DATASET RECORDS:
++++++++++
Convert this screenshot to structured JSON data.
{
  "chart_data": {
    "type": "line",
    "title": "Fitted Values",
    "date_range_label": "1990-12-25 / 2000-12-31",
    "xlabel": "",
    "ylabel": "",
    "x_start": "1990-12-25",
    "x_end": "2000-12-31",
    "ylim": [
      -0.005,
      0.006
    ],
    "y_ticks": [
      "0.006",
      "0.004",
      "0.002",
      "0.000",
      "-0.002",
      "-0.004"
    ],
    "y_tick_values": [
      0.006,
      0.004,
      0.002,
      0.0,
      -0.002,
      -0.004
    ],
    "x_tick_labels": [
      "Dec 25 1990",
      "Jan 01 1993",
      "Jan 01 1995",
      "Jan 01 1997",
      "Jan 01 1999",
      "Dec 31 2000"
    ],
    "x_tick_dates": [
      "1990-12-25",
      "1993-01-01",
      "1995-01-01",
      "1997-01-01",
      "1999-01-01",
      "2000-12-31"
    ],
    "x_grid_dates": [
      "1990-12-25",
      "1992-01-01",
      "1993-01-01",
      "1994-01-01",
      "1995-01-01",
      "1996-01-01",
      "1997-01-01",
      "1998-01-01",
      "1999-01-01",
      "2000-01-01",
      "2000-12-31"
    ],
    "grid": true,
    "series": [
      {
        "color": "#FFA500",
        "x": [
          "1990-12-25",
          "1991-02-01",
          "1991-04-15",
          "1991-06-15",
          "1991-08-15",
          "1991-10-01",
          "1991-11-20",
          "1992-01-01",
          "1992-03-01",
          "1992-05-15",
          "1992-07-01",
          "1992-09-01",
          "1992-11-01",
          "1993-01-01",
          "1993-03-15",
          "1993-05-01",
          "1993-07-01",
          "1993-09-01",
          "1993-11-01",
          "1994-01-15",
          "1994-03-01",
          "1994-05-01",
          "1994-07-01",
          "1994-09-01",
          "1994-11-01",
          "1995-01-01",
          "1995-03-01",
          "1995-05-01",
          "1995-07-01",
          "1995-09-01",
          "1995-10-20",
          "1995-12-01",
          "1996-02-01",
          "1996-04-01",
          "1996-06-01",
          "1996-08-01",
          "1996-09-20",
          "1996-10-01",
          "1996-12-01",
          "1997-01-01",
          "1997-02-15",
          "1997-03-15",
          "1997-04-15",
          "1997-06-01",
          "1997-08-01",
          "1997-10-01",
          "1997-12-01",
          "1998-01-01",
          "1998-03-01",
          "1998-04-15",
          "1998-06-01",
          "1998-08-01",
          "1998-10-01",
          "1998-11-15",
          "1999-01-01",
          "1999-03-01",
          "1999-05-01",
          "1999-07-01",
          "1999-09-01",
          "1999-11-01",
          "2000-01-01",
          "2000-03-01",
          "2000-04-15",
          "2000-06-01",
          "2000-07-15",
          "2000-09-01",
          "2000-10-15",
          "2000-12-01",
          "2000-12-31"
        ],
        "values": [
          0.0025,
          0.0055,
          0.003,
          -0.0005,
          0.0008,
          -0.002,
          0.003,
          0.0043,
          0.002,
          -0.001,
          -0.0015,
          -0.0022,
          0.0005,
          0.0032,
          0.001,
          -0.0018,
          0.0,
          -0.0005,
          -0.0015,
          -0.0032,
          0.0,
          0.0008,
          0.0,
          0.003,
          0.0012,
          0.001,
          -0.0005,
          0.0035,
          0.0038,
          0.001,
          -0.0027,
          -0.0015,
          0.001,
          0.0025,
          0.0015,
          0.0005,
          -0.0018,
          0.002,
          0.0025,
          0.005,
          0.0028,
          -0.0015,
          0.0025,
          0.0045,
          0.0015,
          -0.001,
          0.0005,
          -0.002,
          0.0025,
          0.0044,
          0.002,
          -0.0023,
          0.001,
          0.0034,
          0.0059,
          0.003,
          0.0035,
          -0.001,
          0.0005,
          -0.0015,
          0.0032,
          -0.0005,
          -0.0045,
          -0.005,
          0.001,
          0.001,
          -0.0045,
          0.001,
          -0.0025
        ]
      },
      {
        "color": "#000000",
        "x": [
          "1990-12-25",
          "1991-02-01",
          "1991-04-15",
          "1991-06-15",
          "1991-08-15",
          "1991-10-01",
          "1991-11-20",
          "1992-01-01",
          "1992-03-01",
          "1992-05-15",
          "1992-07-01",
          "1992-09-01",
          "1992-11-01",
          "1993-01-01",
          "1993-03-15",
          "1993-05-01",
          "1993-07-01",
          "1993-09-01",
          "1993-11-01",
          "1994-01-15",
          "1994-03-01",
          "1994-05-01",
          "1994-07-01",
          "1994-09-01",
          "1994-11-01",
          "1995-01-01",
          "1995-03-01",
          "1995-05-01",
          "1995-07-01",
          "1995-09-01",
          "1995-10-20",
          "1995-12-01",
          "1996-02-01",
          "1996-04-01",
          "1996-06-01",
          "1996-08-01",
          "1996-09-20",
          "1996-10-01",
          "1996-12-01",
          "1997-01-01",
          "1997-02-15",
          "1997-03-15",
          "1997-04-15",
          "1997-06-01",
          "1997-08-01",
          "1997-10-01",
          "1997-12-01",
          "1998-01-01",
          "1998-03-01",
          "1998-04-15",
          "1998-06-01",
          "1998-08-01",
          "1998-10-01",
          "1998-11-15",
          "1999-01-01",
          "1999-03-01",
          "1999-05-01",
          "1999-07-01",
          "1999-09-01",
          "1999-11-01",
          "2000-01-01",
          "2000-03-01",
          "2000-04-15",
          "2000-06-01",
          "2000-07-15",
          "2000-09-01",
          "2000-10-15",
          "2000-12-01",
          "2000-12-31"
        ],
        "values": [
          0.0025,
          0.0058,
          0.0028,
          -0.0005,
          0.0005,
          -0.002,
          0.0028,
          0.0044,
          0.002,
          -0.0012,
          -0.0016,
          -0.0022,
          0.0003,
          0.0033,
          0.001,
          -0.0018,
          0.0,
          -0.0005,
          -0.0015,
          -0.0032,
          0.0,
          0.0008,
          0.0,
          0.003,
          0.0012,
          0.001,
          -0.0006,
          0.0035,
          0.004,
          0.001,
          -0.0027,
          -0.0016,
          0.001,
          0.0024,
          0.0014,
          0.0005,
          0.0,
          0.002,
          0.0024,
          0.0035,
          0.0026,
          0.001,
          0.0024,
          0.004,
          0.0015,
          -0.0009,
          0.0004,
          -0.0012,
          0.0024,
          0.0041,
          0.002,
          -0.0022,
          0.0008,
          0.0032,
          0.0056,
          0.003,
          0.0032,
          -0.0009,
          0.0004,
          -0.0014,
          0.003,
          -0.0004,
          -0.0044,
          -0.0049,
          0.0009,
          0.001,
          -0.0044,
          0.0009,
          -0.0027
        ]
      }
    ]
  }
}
++++++++++
Nothing should be left out: return all of the records exactly.

SOLVED PROBLEM:
Convert this screenshot to structured JSON data.
{
  "chart_data": {
    "type": "line",
    "title": "Fitted Values",
    "date_range_label": "1990-12-25 / 2000-12-31",
    "xlabel": "",
    "ylabel": "",
    "x_start": "1990-12-25",
    "x_end": "2000-12-31",
    "ylim": [
      -0.005,
      0.006
    ],
    "y_ticks": [
      "0.006",
      "0.004",
      "0.002",
      "0.000",
      "-0.002",
      "-0.004"
    ],
    "y_tick_values": [
      0.006,
      0.004,
      0.002,
      0.0,
      -0.002,
      -0.004
    ],
    "x_tick_labels": [
      "Dec 25 1990",
      "Jan 01 1993",
      "Jan 01 1995",
      "Jan 01 1997",
      "Jan 01 1999",
      "Dec 31 2000"
    ],
    "x_tick_dates": [
      "1990-12-25",
      "1993-01-01",
      "1995-01-01",
      "1997-01-01",
      "1999-01-01",
      "2000-12-31"
    ],
    "x_grid_dates": [
      "1990-12-25",
      "1992-01-01",
      "1993-01-01",
      "1994-01-01",
      "1995-01-01",
      "1996-01-01",
      "1997-01-01",
      "1998-01-01",
      "1999-01-01",
      "2000-01-01",
      "2000-12-31"
    ],
    "grid": true,
    "series": [
      {
        "color": "#FFA500",
        "x": [
          "1990-12-25",
          "1991-02-01",
          "1991-04-15",
          "1991-06-15",
          "1991-08-15",
          "1991-10-01",
          "1991-11-20",
          "1992-01-01",
          "1992-03-01",
          "1992-05-15",
          "1992-07-01",
          "1992-09-01",
          "1992-11-01",
          "1993-01-01",
          "1993-03-15",
          "1993-05-01",
          "1993-07-01",
          "1993-09-01",
          "1993-11-01",
          "1994-01-15",
          "1994-03-01",
          "1994-05-01",
          "1994-07-01",
          "1994-09-01",
          "1994-11-01",
          "1995-01-01",
          "1995-03-01",
          "1995-05-01",
          "1995-07-01",
          "1995-09-01",
          "1995-10-20",
          "1995-12-01",
          "1996-02-01",
          "1996-04-01",
          "1996-06-01",
          "1996-08-01",
          "1996-09-20",
          "1996-10-01",
          "1996-12-01",
          "1997-01-01",
          "1997-02-15",
          "1997-03-15",
          "1997-04-15",
          "1997-06-01",
          "1997-08-01",
          "1997-10-01",
          "1997-12-01",
          "1998-01-01",
          "1998-03-01",
          "1998-04-15",
          "1998-06-01",
          "1998-08-01",
          "1998-10-01",
          "1998-11-15",
          "1999-01-01",
          "1999-03-01",
          "1999-05-01",
          "1999-07-01",
          "1999-09-01",
          "1999-11-01",
          "2000-01-01",
          "2000-03-01",
          "2000-04-15",
          "2000-06-01",
          "2000-07-15",
          "2000-09-01",
          "2000-10-15",
          "2000-12-01",
          "2000-12-31"
        ],
        "values": [
          0.0025,
          0.0055,
          0.003,
          -0.0005,
          0.0008,
          -0.002,
          0.003,
          0.0043,
          0.002,
          -0.001,
          -0.0015,
          -0.0022,
          0.0005,
          0.0032,
          0.001,
          -0.0018,
          0.0,
          -0.0005,
          -0.0015,
          -0.0032,
          0.0,
          0.0008,
          0.0,
          0.003,
          0.0012,
          0.001,
          -0.0005,
          0.0035,
          0.0038,
          0.001,
          -0.0027,
          -0.0015,
          0.001,
          0.0025,
          0.0015,
          0.0005,
          -0.0018,
          0.002,
          0.0025,
          0.005,
          0.0028,
          -0.0015,
          0.0025,
          0.0045,
          0.0015,
          -0.001,
          0.0005,
          -0.002,
          0.0025,
          0.0044,
          0.002,
          -0.0023,
          0.001,
          0.0034,
          0.0059,
          0.003,
          0.0035,
          -0.001,
          0.0005,
          -0.0015,
          0.0032,
          -0.0005,
          -0.0045,
          -0.005,
          0.001,
          0.001,
          -0.0045,
          0.001,
          -0.0025
        ]
      },
      {
        "color": "#000000",
        "x": [
          "1990-12-25",
          "1991-02-01",
          "1991-04-15",
          "1991-06-15",
          "1991-08-15",
          "1991-10-01",
          "1991-11-20",
          "1992-01-01",
          "1992-03-01",
          "1992-05-15",
          "1992-07-01",
          "1992-09-01",
          "1992-11-01",
          "1993-01-01",
          "1993-03-15",
          "1993-05-01",
          "1993-07-01",
          "1993-09-01",
          "1993-11-01",
          "1994-01-15",
          "1994-03-01",
          "1994-05-01",
          "1994-07-01",
          "1994-09-01",
          "1994-11-01",
          "1995-01-01",
          "1995-03-01",
          "1995-05-01",
          "1995-07-01",
          "1995-09-01",
          "1995-10-20",
          "1995-12-01",
          "1996-02-01",
          "1996-04-01",
          "1996-06-01",
          "1996-08-01",
          "1996-09-20",
          "1996-10-01",
          "1996-12-01",
          "1997-01-01",
          "1997-02-15",
          "1997-03-15",
          "1997-04-15",
          "1997-06-01",
          "1997-08-01",
          "1997-10-01",
          "1997-12-01",
          "1998-01-01",
          "1998-03-01",
          "1998-04-15",
          "1998-06-01",
          "1998-08-01",
          "1998-10-01",
          "1998-11-15",
          "1999-01-01",
          "1999-03-01",
          "1999-05-01",
          "1999-07-01",
          "1999-09-01",
          "1999-11-01",
          "2000-01-01",
          "2000-03-01",
          "2000-04-15",
          "2000-06-01",
          "2000-07-15",
          "2000-09-01",
          "2000-10-15",
          "2000-12-01",
          "2000-12-31"
        ],
        "values": [
          0.0025,
          0.0058,
          0.0028,
          -0.0005,
          0.0005,
          -0.002,
          0.0028,
          0.0044,
          0.002,
          -0.0012,
          -0.0016,
          -0.0022,
          0.0003,
          0.0033,
          0.001,
          -0.0018,
          0.0,
          -0.0005,
          -0.0015,
          -0.0032,
          0.0,
          0.0008,
          0.0,
          0.003,
          0.0012,
          0.001,
          -0.0006,
          0.0035,
          0.004,
          0.001,
          -0.0027,
          -0.0016,
          0.001,
          0.0024,
          0.0014,
          0.0005,
          0.0,
          0.002,
          0.0024,
          0.0035,
          0.0026,
          0.001,
          0.0024,
          0.004,
          0.0015,
          -0.0009,
          0.0004,
          -0.0012,
          0.0024,
          0.0041,
          0.002,
          -0.0022,
          0.0008,
          0.0032,
          0.0056,
          0.003,
          0.0032,
          -0.0009,
          0.0004,
          -0.0014,
          0.003,
          -0.0004,
          -0.0044,
          -0.0049,
          0.0009,
          0.001,
          -0.0044,
          0.0009,
          -0.0027
        ]
      }
    ]
  }
}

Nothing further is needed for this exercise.